━━━━━ Provided records

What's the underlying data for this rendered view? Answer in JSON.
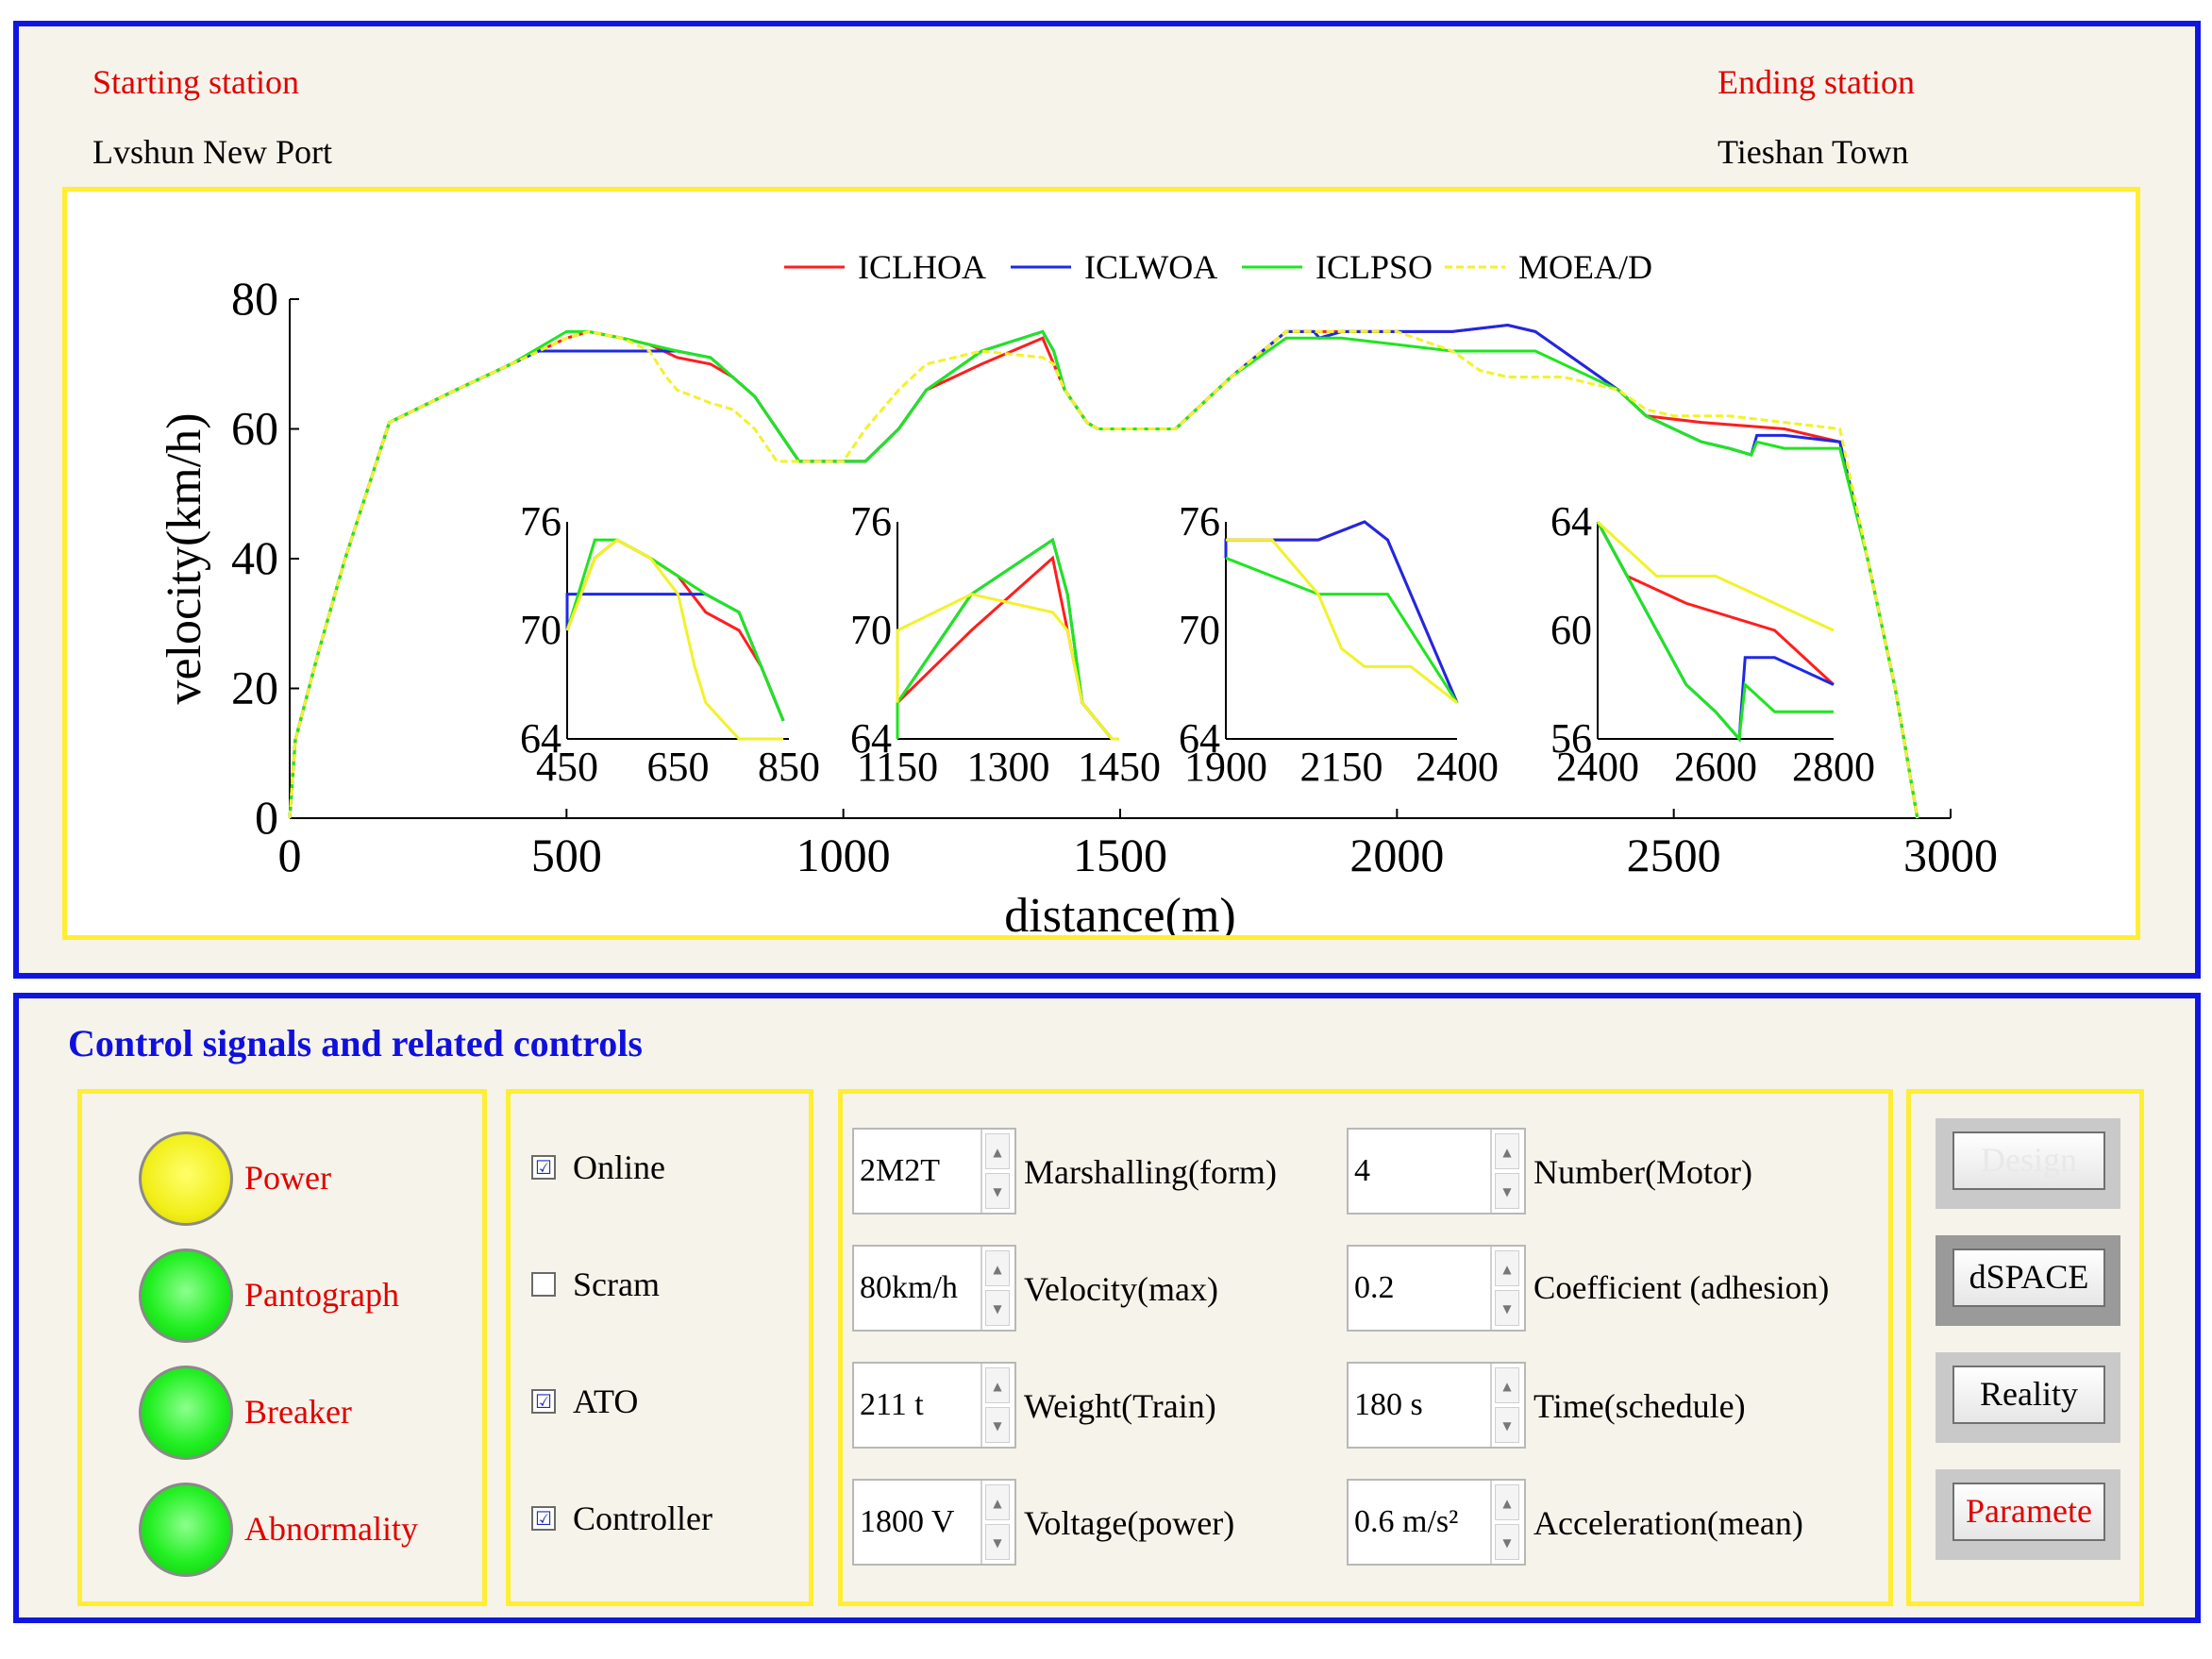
{
  "stations": {
    "start_label": "Starting station",
    "start_name": "Lvshun New Port",
    "end_label": "Ending station",
    "end_name": "Tieshan Town"
  },
  "colors": {
    "ICLHOA": "#ff1e1e",
    "ICLWOA": "#1e28e6",
    "ICLPSO": "#1ee61e",
    "MOEA/D": "#f2f22a",
    "frame": "#1016e0",
    "box": "#ffee33"
  },
  "chart_data": {
    "type": "line",
    "xlabel": "distance(m)",
    "ylabel": "velocity(km/h)",
    "xlim": [
      0,
      3000
    ],
    "ylim": [
      0,
      80
    ],
    "xticks": [
      "0",
      "500",
      "1000",
      "1500",
      "2000",
      "2500",
      "3000"
    ],
    "yticks": [
      "0",
      "20",
      "40",
      "60",
      "80"
    ],
    "legend": [
      "ICLHOA",
      "ICLWOA",
      "ICLPSO",
      "MOEA/D"
    ],
    "legend_position": "top",
    "series": [
      {
        "name": "ICLHOA",
        "x": [
          0,
          10,
          50,
          100,
          180,
          300,
          400,
          500,
          540,
          600,
          650,
          700,
          760,
          800,
          840,
          880,
          920,
          1000,
          1040,
          1100,
          1150,
          1250,
          1360,
          1380,
          1400,
          1440,
          1460,
          1480,
          1500,
          1560,
          1600,
          1700,
          1800,
          1900,
          2000,
          2100,
          2200,
          2250,
          2400,
          2450,
          2550,
          2700,
          2800,
          2850,
          2900,
          2940
        ],
        "y": [
          0,
          12,
          25,
          40,
          61,
          66,
          70,
          74,
          75,
          74,
          73,
          71,
          70,
          68,
          65,
          60,
          55,
          55,
          55,
          60,
          66,
          70,
          74,
          70,
          66,
          61,
          60,
          60,
          60,
          60,
          60,
          68,
          75,
          75,
          75,
          75,
          76,
          75,
          66,
          62,
          61,
          60,
          58,
          40,
          20,
          0
        ]
      },
      {
        "name": "ICLWOA",
        "x": [
          0,
          10,
          50,
          100,
          180,
          300,
          400,
          450,
          500,
          550,
          600,
          650,
          700,
          760,
          800,
          840,
          880,
          920,
          1000,
          1040,
          1100,
          1150,
          1250,
          1360,
          1380,
          1400,
          1440,
          1460,
          1500,
          1560,
          1600,
          1700,
          1800,
          1850,
          1860,
          1900,
          2000,
          2100,
          2200,
          2250,
          2400,
          2450,
          2500,
          2550,
          2600,
          2640,
          2650,
          2700,
          2800,
          2850,
          2900,
          2940
        ],
        "y": [
          0,
          12,
          25,
          40,
          61,
          66,
          70,
          72,
          72,
          72,
          72,
          72,
          72,
          71,
          68,
          65,
          60,
          55,
          55,
          55,
          60,
          66,
          72,
          75,
          72,
          66,
          61,
          60,
          60,
          60,
          60,
          68,
          75,
          75,
          74,
          75,
          75,
          75,
          76,
          75,
          66,
          62,
          60,
          58,
          57,
          56,
          59,
          59,
          58,
          40,
          20,
          0
        ]
      },
      {
        "name": "ICLPSO",
        "x": [
          0,
          10,
          50,
          100,
          180,
          300,
          400,
          500,
          540,
          600,
          650,
          700,
          760,
          800,
          840,
          880,
          920,
          1000,
          1040,
          1100,
          1150,
          1250,
          1360,
          1380,
          1400,
          1440,
          1460,
          1500,
          1560,
          1600,
          1700,
          1800,
          1900,
          2000,
          2100,
          2200,
          2250,
          2400,
          2450,
          2500,
          2550,
          2600,
          2640,
          2650,
          2700,
          2800,
          2850,
          2900,
          2940
        ],
        "y": [
          0,
          12,
          25,
          40,
          61,
          66,
          70,
          75,
          75,
          74,
          73,
          72,
          71,
          68,
          65,
          60,
          55,
          55,
          55,
          60,
          66,
          72,
          75,
          72,
          66,
          61,
          60,
          60,
          60,
          60,
          68,
          74,
          74,
          73,
          72,
          72,
          72,
          66,
          62,
          60,
          58,
          57,
          56,
          58,
          57,
          57,
          40,
          20,
          0
        ]
      },
      {
        "name": "MOEA/D",
        "x": [
          0,
          10,
          50,
          100,
          180,
          300,
          400,
          500,
          540,
          600,
          650,
          680,
          700,
          760,
          800,
          840,
          880,
          920,
          1000,
          1040,
          1100,
          1150,
          1250,
          1360,
          1380,
          1400,
          1440,
          1460,
          1500,
          1560,
          1600,
          1700,
          1800,
          1900,
          2000,
          2100,
          2150,
          2200,
          2250,
          2300,
          2400,
          2450,
          2500,
          2550,
          2600,
          2700,
          2800,
          2850,
          2900,
          2940
        ],
        "y": [
          0,
          12,
          25,
          40,
          61,
          66,
          70,
          74,
          75,
          74,
          72,
          68,
          66,
          64,
          63,
          60,
          55,
          55,
          55,
          60,
          66,
          70,
          72,
          71,
          70,
          66,
          61,
          60,
          60,
          60,
          60,
          68,
          75,
          75,
          75,
          72,
          69,
          68,
          68,
          68,
          66,
          63,
          62,
          62,
          62,
          61,
          60,
          40,
          20,
          0
        ]
      }
    ],
    "insets": [
      {
        "xticks": [
          "450",
          "650",
          "850"
        ],
        "yticks": [
          "64",
          "70",
          "76"
        ]
      },
      {
        "xticks": [
          "1150",
          "1300",
          "1450"
        ],
        "yticks": [
          "64",
          "70",
          "76"
        ]
      },
      {
        "xticks": [
          "1900",
          "2150",
          "2400"
        ],
        "yticks": [
          "64",
          "70",
          "76"
        ]
      },
      {
        "xticks": [
          "2400",
          "2600",
          "2800"
        ],
        "yticks": [
          "56",
          "60",
          "64"
        ]
      }
    ]
  },
  "controls": {
    "title": "Control signals and related controls",
    "lamps": [
      {
        "label": "Power",
        "state": "yellow"
      },
      {
        "label": "Pantograph",
        "state": "green"
      },
      {
        "label": "Breaker",
        "state": "green"
      },
      {
        "label": "Abnormality",
        "state": "green"
      }
    ],
    "checkboxes": [
      {
        "label": "Online",
        "checked": "☑"
      },
      {
        "label": "Scram",
        "checked": ""
      },
      {
        "label": "ATO",
        "checked": "☑"
      },
      {
        "label": "Controller",
        "checked": "☑"
      }
    ],
    "params_left": [
      {
        "value": "2M2T",
        "label": "Marshalling(form)"
      },
      {
        "value": "80km/h",
        "label": "Velocity(max)"
      },
      {
        "value": "211 t",
        "label": "Weight(Train)"
      },
      {
        "value": "1800 V",
        "label": "Voltage(power)"
      }
    ],
    "params_right": [
      {
        "value": "4",
        "label": "Number(Motor)"
      },
      {
        "value": "0.2",
        "label": "Coefficient (adhesion)"
      },
      {
        "value": "180 s",
        "label": "Time(schedule)"
      },
      {
        "value": "0.6 m/s²",
        "label": "Acceleration(mean)"
      }
    ],
    "buttons": [
      {
        "label": "Design",
        "color": "#e8e8e8"
      },
      {
        "label": "dSPACE",
        "color": "#000000"
      },
      {
        "label": "Reality",
        "color": "#000000"
      },
      {
        "label": "Paramete",
        "color": "#e00000"
      }
    ]
  }
}
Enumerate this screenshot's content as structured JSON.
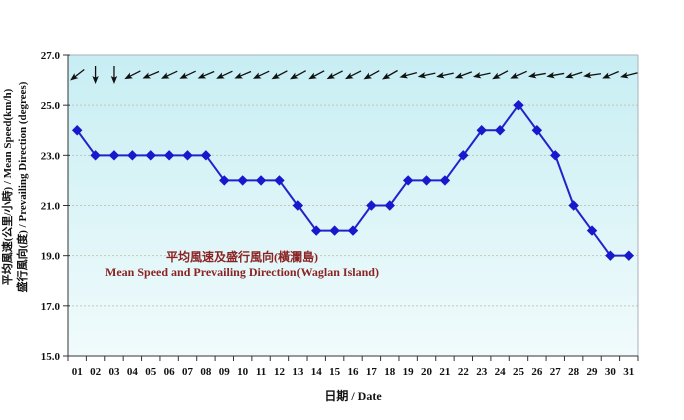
{
  "title": {
    "line_zh": "平均風速及盛行風向(橫瀾島)",
    "line_en": "Mean Speed and Prevailing Direction(Waglan Island)",
    "color": "#8B2323"
  },
  "axes": {
    "y_label_line1": "平均風速(公里/小時) / Mean Speed(km/h)",
    "y_label_line2": "盛行風向(度) / Prevailing Direction (degrees)",
    "x_label": "日期 / Date"
  },
  "chart_data": {
    "type": "line",
    "title": "平均風速及盛行風向(橫瀾島) / Mean Speed and Prevailing Direction(Waglan Island)",
    "xlabel": "日期 / Date",
    "ylabel": "平均風速(公里/小時) / Mean Speed(km/h) ; 盛行風向(度) / Prevailing Direction (degrees)",
    "categories": [
      "01",
      "02",
      "03",
      "04",
      "05",
      "06",
      "07",
      "08",
      "09",
      "10",
      "11",
      "12",
      "13",
      "14",
      "15",
      "16",
      "17",
      "18",
      "19",
      "20",
      "21",
      "22",
      "23",
      "24",
      "25",
      "26",
      "27",
      "28",
      "29",
      "30",
      "31"
    ],
    "series": [
      {
        "name": "Mean Speed (km/h)",
        "values": [
          24.0,
          23.0,
          23.0,
          23.0,
          23.0,
          23.0,
          23.0,
          23.0,
          22.0,
          22.0,
          22.0,
          22.0,
          21.0,
          20.0,
          20.0,
          20.0,
          21.0,
          21.0,
          22.0,
          22.0,
          22.0,
          23.0,
          24.0,
          24.0,
          25.0,
          24.0,
          23.0,
          21.0,
          20.0,
          19.0,
          19.0
        ]
      }
    ],
    "wind_arrow_rotation_deg": [
      142,
      90,
      90,
      153,
      157,
      155,
      155,
      157,
      155,
      157,
      155,
      152,
      151,
      152,
      153,
      153,
      151,
      150,
      165,
      168,
      168,
      160,
      168,
      152,
      156,
      170,
      170,
      162,
      172,
      157,
      166
    ],
    "ylim": [
      15.0,
      27.0
    ],
    "y_major_step": 2.0,
    "y_tick_labels": [
      "27.0",
      "25.0",
      "23.0",
      "21.0",
      "19.0",
      "17.0",
      "15.0"
    ],
    "grid": "horizontal-dotted",
    "legend_position": "none"
  },
  "colors": {
    "line": "#2222cc",
    "marker": "#1818cc",
    "plot_bg_top": "#c7eef3",
    "plot_bg_bottom": "#f1fbfc",
    "gridline": "#c6c6b8",
    "axis": "#333333",
    "border": "#a9b2b9",
    "arrow": "#111111",
    "tick_text": "#111111",
    "page_bg": "#ffffff"
  }
}
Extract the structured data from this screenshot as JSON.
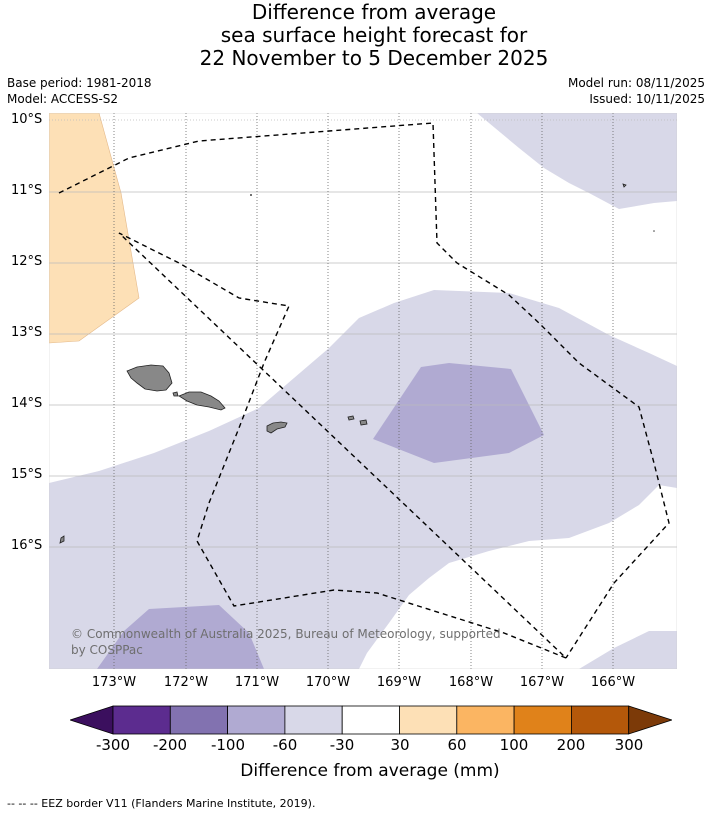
{
  "title": {
    "line1": "Difference from average",
    "line2": "sea surface height forecast for",
    "line3": "22 November to 5 December 2025"
  },
  "meta": {
    "base_period": "Base period: 1981-2018",
    "model": "Model: ACCESS-S2",
    "model_run": "Model run: 08/11/2025",
    "issued": "Issued: 10/11/2025"
  },
  "map": {
    "lat_labels": [
      "10°S",
      "11°S",
      "12°S",
      "13°S",
      "14°S",
      "15°S",
      "16°S"
    ],
    "lon_labels": [
      "173°W",
      "172°W",
      "171°W",
      "170°W",
      "169°W",
      "168°W",
      "167°W",
      "166°W"
    ],
    "copyright": "© Commonwealth of Australia 2025, Bureau of Meteorology, supported by COSPPac",
    "colors": {
      "pale_purple": "#d8d8e8",
      "mid_purple": "#b0aad2",
      "pale_orange": "#fde0b6",
      "land": "#888888"
    }
  },
  "colorbar": {
    "colors": [
      "#3b0f5e",
      "#5c2c8f",
      "#8272b0",
      "#b0aad2",
      "#d8d8e8",
      "#ffffff",
      "#fde0b6",
      "#fbb562",
      "#e0821a",
      "#b4580a",
      "#7c3a08"
    ],
    "ticks": [
      "-300",
      "-200",
      "-100",
      "-60",
      "-30",
      "30",
      "60",
      "100",
      "200",
      "300"
    ],
    "label": "Difference from average (mm)"
  },
  "footer": "--  --  -- EEZ border V11 (Flanders Marine Institute, 2019)."
}
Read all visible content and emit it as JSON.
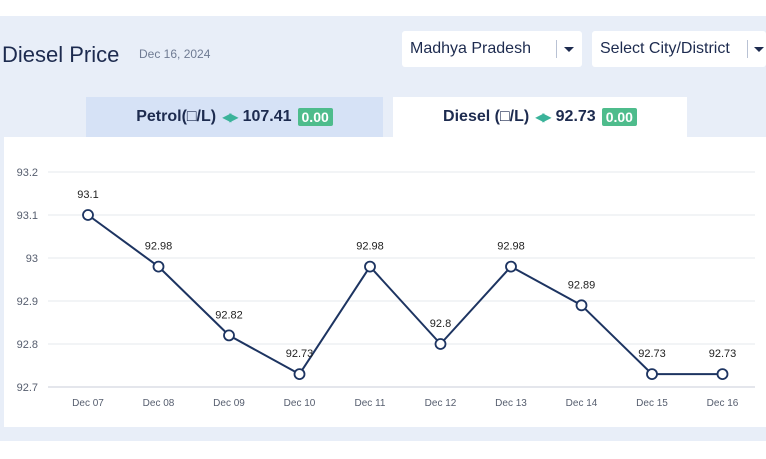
{
  "header": {
    "title": "Diesel Price",
    "date": "Dec 16, 2024"
  },
  "filters": {
    "state": "Madhya Pradesh",
    "city_placeholder": "Select City/District"
  },
  "tabs": [
    {
      "label": "Petrol(□/L)",
      "value": "107.41",
      "change": "0.00",
      "active": false
    },
    {
      "label": "Diesel (□/L)",
      "value": "92.73",
      "change": "0.00",
      "active": true
    }
  ],
  "colors": {
    "line": "#1d3461",
    "change_badge": "#4ebc8c",
    "arrows": "#3bb39a"
  },
  "chart_data": {
    "type": "line",
    "categories": [
      "Dec 07",
      "Dec 08",
      "Dec 09",
      "Dec 10",
      "Dec 11",
      "Dec 12",
      "Dec 13",
      "Dec 14",
      "Dec 15",
      "Dec 16"
    ],
    "values": [
      93.1,
      92.98,
      92.82,
      92.73,
      92.98,
      92.8,
      92.98,
      92.89,
      92.73,
      92.73
    ],
    "data_labels": [
      "93.1",
      "92.98",
      "92.82",
      "92.73",
      "92.98",
      "92.8",
      "92.98",
      "92.89",
      "92.73",
      "92.73"
    ],
    "yticks": [
      92.7,
      92.8,
      92.9,
      93,
      93.1,
      93.2
    ],
    "ytick_labels": [
      "92.7",
      "92.8",
      "92.9",
      "93",
      "93.1",
      "93.2"
    ],
    "ylim": [
      92.7,
      93.2
    ],
    "grid": true,
    "title": "",
    "xlabel": "",
    "ylabel": ""
  }
}
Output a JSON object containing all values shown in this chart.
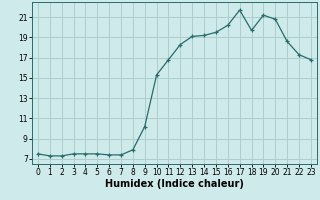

━━━━━━━━━━

Exercise —
Pick each line holding the word "Difference" out of the data and copy it.

Result below —
    "line1": "Difference from average",
    "label": "Difference from average (mm)"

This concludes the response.